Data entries
_ _ _ _ _
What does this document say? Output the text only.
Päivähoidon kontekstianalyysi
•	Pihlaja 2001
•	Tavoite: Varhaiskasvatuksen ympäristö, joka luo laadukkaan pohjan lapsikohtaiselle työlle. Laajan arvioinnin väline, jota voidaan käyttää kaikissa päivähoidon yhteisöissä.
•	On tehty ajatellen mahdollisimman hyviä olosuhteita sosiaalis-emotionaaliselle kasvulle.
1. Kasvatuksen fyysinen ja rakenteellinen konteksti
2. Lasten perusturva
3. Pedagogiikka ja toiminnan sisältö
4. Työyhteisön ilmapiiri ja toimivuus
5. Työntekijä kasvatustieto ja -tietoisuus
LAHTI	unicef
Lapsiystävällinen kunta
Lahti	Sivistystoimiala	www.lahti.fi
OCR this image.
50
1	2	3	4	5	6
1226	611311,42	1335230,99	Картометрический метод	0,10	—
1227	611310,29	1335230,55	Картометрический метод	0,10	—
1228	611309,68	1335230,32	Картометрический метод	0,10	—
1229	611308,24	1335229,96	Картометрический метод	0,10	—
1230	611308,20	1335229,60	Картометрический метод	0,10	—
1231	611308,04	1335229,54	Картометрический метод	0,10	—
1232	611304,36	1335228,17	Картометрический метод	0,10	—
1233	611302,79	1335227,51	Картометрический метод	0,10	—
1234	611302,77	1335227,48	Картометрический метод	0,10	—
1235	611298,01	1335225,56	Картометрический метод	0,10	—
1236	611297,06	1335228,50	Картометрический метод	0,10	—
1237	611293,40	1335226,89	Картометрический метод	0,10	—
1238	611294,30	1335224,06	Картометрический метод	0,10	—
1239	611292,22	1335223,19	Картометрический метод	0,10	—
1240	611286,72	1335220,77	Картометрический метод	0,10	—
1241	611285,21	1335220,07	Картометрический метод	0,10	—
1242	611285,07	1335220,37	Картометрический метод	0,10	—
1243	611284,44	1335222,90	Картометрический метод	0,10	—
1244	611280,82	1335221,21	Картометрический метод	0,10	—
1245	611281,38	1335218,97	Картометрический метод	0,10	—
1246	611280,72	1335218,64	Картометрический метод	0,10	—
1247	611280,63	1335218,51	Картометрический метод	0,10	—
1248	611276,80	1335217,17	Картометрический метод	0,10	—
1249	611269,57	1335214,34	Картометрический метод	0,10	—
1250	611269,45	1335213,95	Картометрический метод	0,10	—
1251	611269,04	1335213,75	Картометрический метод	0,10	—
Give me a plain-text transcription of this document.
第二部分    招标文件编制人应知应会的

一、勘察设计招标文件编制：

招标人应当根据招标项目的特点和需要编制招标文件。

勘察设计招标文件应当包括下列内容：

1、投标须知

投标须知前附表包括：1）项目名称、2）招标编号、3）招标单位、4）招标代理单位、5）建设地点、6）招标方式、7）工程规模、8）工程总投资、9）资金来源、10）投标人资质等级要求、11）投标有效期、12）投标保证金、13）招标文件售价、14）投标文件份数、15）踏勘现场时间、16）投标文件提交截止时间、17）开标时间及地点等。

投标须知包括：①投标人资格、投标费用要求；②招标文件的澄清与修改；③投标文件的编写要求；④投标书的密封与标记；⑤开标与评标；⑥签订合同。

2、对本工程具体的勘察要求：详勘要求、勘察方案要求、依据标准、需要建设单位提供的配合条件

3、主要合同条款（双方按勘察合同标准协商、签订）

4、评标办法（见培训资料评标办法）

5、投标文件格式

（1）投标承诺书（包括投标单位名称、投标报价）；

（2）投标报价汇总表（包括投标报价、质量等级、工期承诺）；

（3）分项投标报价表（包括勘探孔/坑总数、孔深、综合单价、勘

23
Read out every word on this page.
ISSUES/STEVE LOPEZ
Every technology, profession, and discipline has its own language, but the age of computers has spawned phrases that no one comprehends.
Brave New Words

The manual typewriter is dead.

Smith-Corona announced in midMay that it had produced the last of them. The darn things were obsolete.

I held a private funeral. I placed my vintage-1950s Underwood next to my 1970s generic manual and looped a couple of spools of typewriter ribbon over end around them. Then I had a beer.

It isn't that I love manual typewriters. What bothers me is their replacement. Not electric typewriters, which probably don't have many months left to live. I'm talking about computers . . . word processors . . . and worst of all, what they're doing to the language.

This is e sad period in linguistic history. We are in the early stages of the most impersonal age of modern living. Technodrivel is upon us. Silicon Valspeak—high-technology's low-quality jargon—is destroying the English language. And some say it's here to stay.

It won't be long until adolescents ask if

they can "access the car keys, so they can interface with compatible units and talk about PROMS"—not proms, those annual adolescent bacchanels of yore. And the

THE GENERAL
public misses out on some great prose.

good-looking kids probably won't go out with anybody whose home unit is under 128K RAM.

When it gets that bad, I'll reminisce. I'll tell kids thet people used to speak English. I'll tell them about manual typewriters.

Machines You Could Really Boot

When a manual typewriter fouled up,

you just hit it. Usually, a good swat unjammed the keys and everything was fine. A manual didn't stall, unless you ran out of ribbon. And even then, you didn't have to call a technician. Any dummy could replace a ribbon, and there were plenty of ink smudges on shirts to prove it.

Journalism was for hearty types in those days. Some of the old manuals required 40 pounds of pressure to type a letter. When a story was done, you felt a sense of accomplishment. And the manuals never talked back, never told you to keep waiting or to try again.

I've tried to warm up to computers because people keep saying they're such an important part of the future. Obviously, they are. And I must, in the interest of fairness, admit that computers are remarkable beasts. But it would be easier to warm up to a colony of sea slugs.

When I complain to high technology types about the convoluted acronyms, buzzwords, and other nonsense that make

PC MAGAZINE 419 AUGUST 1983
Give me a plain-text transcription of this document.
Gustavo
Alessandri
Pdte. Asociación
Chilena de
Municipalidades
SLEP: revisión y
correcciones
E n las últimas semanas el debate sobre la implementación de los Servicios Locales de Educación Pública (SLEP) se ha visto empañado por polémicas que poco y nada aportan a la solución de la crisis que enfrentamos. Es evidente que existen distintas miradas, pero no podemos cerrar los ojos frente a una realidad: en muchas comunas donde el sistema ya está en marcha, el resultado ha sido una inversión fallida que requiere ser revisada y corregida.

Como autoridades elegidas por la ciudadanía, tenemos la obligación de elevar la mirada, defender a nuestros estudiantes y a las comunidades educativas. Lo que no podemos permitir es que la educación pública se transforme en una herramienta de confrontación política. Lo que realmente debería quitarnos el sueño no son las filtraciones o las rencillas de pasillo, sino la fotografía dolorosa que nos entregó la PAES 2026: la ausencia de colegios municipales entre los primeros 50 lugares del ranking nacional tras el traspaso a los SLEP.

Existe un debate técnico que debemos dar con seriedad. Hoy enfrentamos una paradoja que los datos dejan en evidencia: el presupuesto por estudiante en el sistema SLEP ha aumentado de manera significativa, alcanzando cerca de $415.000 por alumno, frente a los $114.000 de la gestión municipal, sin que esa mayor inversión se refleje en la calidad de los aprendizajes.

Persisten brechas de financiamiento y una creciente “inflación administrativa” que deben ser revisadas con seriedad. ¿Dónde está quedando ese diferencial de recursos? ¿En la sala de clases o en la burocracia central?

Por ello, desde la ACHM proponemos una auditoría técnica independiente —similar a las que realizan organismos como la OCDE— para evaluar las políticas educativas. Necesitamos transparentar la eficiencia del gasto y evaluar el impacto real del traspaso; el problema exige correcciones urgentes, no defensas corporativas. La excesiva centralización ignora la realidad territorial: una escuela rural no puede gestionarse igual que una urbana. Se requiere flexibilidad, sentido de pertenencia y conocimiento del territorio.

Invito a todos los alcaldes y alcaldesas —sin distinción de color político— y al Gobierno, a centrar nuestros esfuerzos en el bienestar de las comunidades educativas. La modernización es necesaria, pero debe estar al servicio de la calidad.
_ _ _ _ _
Return a copy of every line that includes the word "with".

TASK ANSWER
they can "access the car keys, so they can interface with compatible units and talk about PROMS"—not proms, those annual adolescent bacchanels of yore. And the
good-looking kids probably won't go out with anybody whose home unit is under 128K RAM.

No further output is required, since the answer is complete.